─── Data section

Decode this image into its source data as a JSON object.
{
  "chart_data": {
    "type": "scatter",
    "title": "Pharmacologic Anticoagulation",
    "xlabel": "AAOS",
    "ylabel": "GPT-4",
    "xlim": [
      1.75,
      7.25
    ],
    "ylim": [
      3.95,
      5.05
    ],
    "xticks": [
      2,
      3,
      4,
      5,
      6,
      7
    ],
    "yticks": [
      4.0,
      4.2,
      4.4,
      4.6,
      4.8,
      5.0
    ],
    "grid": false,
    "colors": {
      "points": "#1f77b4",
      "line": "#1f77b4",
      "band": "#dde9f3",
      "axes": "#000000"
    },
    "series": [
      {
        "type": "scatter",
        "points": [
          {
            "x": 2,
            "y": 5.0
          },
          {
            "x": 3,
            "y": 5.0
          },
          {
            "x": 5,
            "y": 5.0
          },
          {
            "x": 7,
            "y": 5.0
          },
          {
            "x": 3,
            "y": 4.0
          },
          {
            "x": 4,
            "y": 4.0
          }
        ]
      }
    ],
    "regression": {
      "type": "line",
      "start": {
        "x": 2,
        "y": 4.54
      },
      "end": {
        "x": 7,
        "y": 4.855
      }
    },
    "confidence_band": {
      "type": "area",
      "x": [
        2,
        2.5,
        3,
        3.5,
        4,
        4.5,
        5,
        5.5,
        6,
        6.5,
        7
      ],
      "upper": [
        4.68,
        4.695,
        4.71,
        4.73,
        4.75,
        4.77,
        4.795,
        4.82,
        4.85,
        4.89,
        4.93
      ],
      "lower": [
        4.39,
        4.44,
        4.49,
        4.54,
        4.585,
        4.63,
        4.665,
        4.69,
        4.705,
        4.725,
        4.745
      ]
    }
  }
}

──────

### The task:
Make an exact copy of every entry.

### Answer to this problem:
Decode this image into its source data as a JSON object.
{
  "chart_data": {
    "type": "scatter",
    "title": "Pharmacologic Anticoagulation",
    "xlabel": "AAOS",
    "ylabel": "GPT-4",
    "xlim": [
      1.75,
      7.25
    ],
    "ylim": [
      3.95,
      5.05
    ],
    "xticks": [
      2,
      3,
      4,
      5,
      6,
      7
    ],
    "yticks": [
      4.0,
      4.2,
      4.4,
      4.6,
      4.8,
      5.0
    ],
    "grid": false,
    "colors": {
      "points": "#1f77b4",
      "line": "#1f77b4",
      "band": "#dde9f3",
      "axes": "#000000"
    },
    "series": [
      {
        "type": "scatter",
        "points": [
          {
            "x": 2,
            "y": 5.0
          },
          {
            "x": 3,
            "y": 5.0
          },
          {
            "x": 5,
            "y": 5.0
          },
          {
            "x": 7,
            "y": 5.0
          },
          {
            "x": 3,
            "y": 4.0
          },
          {
            "x": 4,
            "y": 4.0
          }
        ]
      }
    ],
    "regression": {
      "type": "line",
      "start": {
        "x": 2,
        "y": 4.54
      },
      "end": {
        "x": 7,
        "y": 4.855
      }
    },
    "confidence_band": {
      "type": "area",
      "x": [
        2,
        2.5,
        3,
        3.5,
        4,
        4.5,
        5,
        5.5,
        6,
        6.5,
        7
      ],
      "upper": [
        4.68,
        4.695,
        4.71,
        4.73,
        4.75,
        4.77,
        4.795,
        4.82,
        4.85,
        4.89,
        4.93
      ],
      "lower": [
        4.39,
        4.44,
        4.49,
        4.54,
        4.585,
        4.63,
        4.665,
        4.69,
        4.705,
        4.725,
        4.745
      ]
    }
  }
}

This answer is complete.